Instruction: Set down each record below precisely, skipping the pictures.

Entries:
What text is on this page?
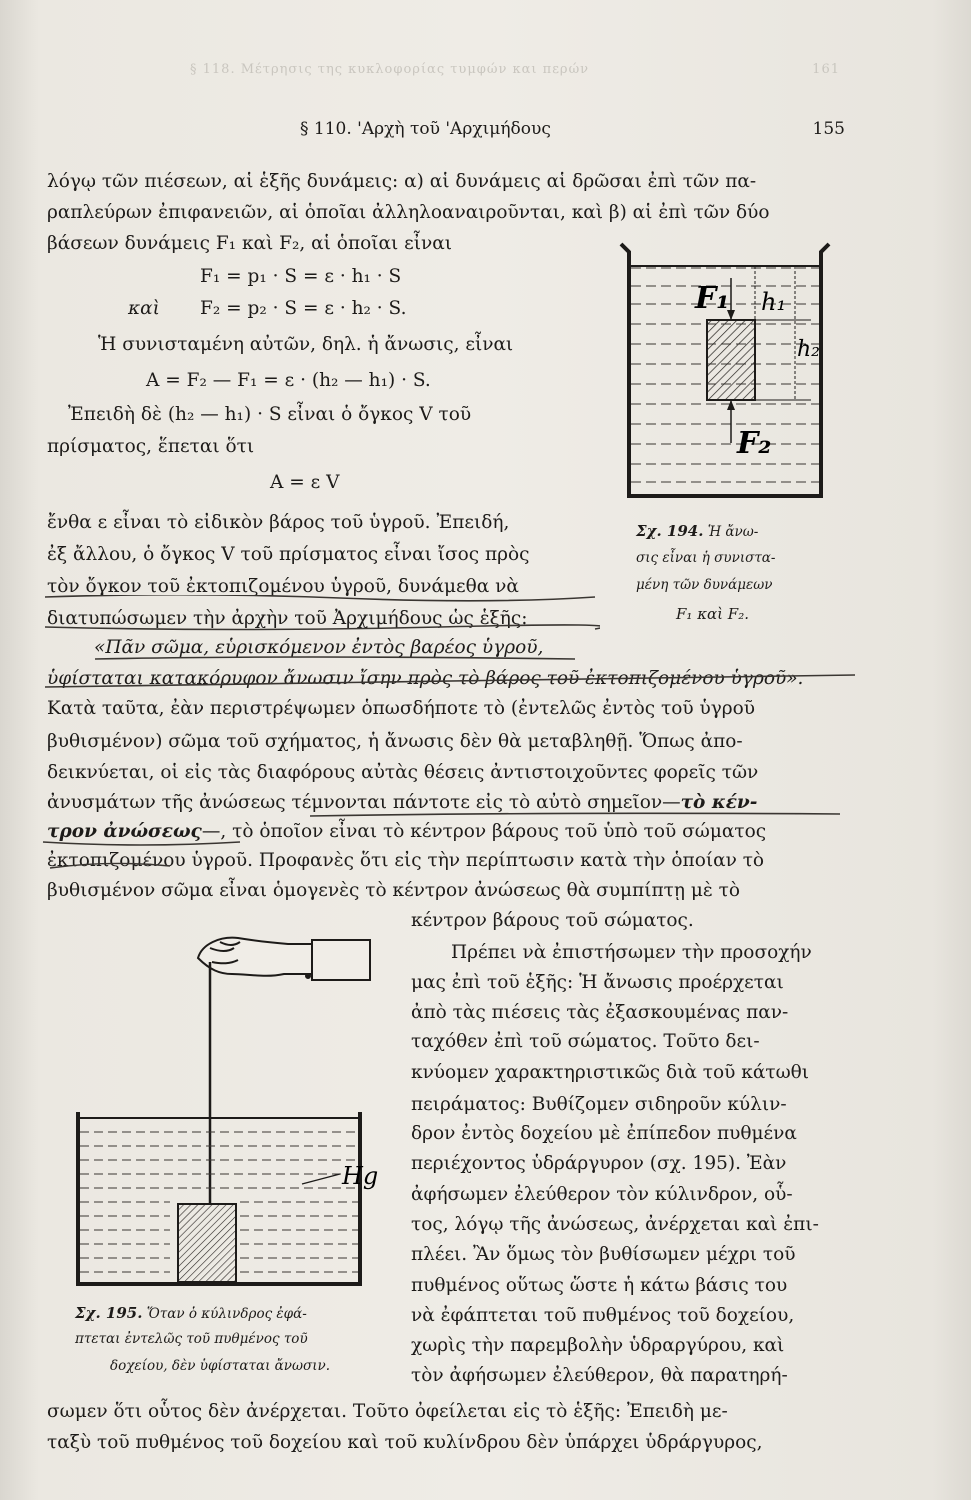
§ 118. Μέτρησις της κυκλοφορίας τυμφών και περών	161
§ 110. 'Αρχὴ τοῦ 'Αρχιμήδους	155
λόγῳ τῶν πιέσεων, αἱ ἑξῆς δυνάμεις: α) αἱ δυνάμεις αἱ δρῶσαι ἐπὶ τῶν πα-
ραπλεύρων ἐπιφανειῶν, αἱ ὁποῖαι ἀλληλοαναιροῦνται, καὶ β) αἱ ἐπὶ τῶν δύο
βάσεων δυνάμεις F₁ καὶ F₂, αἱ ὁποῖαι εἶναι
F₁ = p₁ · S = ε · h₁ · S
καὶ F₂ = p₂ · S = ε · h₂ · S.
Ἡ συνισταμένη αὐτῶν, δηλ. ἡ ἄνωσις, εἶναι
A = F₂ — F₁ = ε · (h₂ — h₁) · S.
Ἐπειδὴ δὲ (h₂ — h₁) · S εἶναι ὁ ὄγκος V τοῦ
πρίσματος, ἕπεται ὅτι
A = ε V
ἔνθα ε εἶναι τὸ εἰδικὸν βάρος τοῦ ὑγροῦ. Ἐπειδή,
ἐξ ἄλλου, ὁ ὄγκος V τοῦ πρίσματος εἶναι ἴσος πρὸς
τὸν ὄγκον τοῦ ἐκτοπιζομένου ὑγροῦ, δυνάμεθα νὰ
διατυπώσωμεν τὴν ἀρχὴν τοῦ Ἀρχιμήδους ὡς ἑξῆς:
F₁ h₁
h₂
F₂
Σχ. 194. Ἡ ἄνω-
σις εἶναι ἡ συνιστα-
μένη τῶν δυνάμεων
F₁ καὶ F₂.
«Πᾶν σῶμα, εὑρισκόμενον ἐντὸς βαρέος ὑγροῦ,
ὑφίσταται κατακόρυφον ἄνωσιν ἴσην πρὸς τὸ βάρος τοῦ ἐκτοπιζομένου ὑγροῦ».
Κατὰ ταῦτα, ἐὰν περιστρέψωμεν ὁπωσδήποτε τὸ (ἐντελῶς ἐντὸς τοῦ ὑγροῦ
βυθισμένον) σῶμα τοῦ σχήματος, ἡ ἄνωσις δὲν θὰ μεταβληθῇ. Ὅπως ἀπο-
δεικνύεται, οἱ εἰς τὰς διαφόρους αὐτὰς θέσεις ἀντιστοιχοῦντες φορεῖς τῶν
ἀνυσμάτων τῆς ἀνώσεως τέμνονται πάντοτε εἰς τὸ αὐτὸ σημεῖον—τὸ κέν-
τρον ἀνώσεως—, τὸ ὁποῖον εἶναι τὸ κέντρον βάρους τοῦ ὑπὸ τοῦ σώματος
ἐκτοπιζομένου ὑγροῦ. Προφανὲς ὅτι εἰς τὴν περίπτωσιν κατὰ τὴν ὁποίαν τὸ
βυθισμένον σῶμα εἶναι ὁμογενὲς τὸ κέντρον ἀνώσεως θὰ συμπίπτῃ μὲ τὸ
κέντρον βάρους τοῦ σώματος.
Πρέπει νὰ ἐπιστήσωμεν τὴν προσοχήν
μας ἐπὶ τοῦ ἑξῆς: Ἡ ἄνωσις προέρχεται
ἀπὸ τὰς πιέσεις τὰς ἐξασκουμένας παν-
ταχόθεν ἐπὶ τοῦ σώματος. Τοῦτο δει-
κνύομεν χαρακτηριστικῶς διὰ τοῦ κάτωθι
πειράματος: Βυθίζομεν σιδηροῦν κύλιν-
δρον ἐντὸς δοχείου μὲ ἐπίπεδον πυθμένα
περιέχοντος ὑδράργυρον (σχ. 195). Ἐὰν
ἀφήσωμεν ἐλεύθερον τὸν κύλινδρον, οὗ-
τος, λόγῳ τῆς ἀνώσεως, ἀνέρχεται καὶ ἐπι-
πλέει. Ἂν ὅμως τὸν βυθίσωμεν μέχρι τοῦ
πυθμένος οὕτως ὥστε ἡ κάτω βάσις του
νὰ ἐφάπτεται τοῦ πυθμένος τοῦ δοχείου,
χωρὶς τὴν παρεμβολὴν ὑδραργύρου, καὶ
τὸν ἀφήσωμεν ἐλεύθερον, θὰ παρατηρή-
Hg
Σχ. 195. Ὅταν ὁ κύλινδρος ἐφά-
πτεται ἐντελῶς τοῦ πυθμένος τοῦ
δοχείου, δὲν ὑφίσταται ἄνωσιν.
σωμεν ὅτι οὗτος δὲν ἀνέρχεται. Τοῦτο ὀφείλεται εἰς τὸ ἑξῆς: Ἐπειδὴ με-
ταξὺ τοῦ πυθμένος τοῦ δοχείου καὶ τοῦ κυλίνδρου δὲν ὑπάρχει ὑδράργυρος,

Result:
What text is on this page?
§ 118. Μέτρησις της κυκλοφορίας τυμφών και περών	161
§ 110. 'Αρχὴ τοῦ 'Αρχιμήδους	155
λόγῳ τῶν πιέσεων, αἱ ἑξῆς δυνάμεις: α) αἱ δυνάμεις αἱ δρῶσαι ἐπὶ τῶν πα-
ραπλεύρων ἐπιφανειῶν, αἱ ὁποῖαι ἀλληλοαναιροῦνται, καὶ β) αἱ ἐπὶ τῶν δύο
βάσεων δυνάμεις F₁ καὶ F₂, αἱ ὁποῖαι εἶναι
F₁ = p₁ · S = ε · h₁ · S
καὶ F₂ = p₂ · S = ε · h₂ · S.
Ἡ συνισταμένη αὐτῶν, δηλ. ἡ ἄνωσις, εἶναι
A = F₂ — F₁ = ε · (h₂ — h₁) · S.
Ἐπειδὴ δὲ (h₂ — h₁) · S εἶναι ὁ ὄγκος V τοῦ
πρίσματος, ἕπεται ὅτι
A = ε V
ἔνθα ε εἶναι τὸ εἰδικὸν βάρος τοῦ ὑγροῦ. Ἐπειδή,
ἐξ ἄλλου, ὁ ὄγκος V τοῦ πρίσματος εἶναι ἴσος πρὸς
τὸν ὄγκον τοῦ ἐκτοπιζομένου ὑγροῦ, δυνάμεθα νὰ
διατυπώσωμεν τὴν ἀρχὴν τοῦ Ἀρχιμήδους ὡς ἑξῆς:
F₁ h₁
h₂
F₂
Σχ. 194. Ἡ ἄνω-
σις εἶναι ἡ συνιστα-
μένη τῶν δυνάμεων
F₁ καὶ F₂.
«Πᾶν σῶμα, εὑρισκόμενον ἐντὸς βαρέος ὑγροῦ,
ὑφίσταται κατακόρυφον ἄνωσιν ἴσην πρὸς τὸ βάρος τοῦ ἐκτοπιζομένου ὑγροῦ».
Κατὰ ταῦτα, ἐὰν περιστρέψωμεν ὁπωσδήποτε τὸ (ἐντελῶς ἐντὸς τοῦ ὑγροῦ
βυθισμένον) σῶμα τοῦ σχήματος, ἡ ἄνωσις δὲν θὰ μεταβληθῇ. Ὅπως ἀπο-
δεικνύεται, οἱ εἰς τὰς διαφόρους αὐτὰς θέσεις ἀντιστοιχοῦντες φορεῖς τῶν
ἀνυσμάτων τῆς ἀνώσεως τέμνονται πάντοτε εἰς τὸ αὐτὸ σημεῖον—τὸ κέν-
τρον ἀνώσεως—, τὸ ὁποῖον εἶναι τὸ κέντρον βάρους τοῦ ὑπὸ τοῦ σώματος
ἐκτοπιζομένου ὑγροῦ. Προφανὲς ὅτι εἰς τὴν περίπτωσιν κατὰ τὴν ὁποίαν τὸ
βυθισμένον σῶμα εἶναι ὁμογενὲς τὸ κέντρον ἀνώσεως θὰ συμπίπτῃ μὲ τὸ
κέντρον βάρους τοῦ σώματος.
Πρέπει νὰ ἐπιστήσωμεν τὴν προσοχήν
μας ἐπὶ τοῦ ἑξῆς: Ἡ ἄνωσις προέρχεται
ἀπὸ τὰς πιέσεις τὰς ἐξασκουμένας παν-
ταχόθεν ἐπὶ τοῦ σώματος. Τοῦτο δει-
κνύομεν χαρακτηριστικῶς διὰ τοῦ κάτωθι
πειράματος: Βυθίζομεν σιδηροῦν κύλιν-
δρον ἐντὸς δοχείου μὲ ἐπίπεδον πυθμένα
περιέχοντος ὑδράργυρον (σχ. 195). Ἐὰν
ἀφήσωμεν ἐλεύθερον τὸν κύλινδρον, οὗ-
τος, λόγῳ τῆς ἀνώσεως, ἀνέρχεται καὶ ἐπι-
πλέει. Ἂν ὅμως τὸν βυθίσωμεν μέχρι τοῦ
πυθμένος οὕτως ὥστε ἡ κάτω βάσις του
νὰ ἐφάπτεται τοῦ πυθμένος τοῦ δοχείου,
χωρὶς τὴν παρεμβολὴν ὑδραργύρου, καὶ
τὸν ἀφήσωμεν ἐλεύθερον, θὰ παρατηρή-
Hg
Σχ. 195. Ὅταν ὁ κύλινδρος ἐφά-
πτεται ἐντελῶς τοῦ πυθμένος τοῦ
δοχείου, δὲν ὑφίσταται ἄνωσιν.
σωμεν ὅτι οὗτος δὲν ἀνέρχεται. Τοῦτο ὀφείλεται εἰς τὸ ἑξῆς: Ἐπειδὴ με-
ταξὺ τοῦ πυθμένος τοῦ δοχείου καὶ τοῦ κυλίνδρου δὲν ὑπάρχει ὑδράργυρος,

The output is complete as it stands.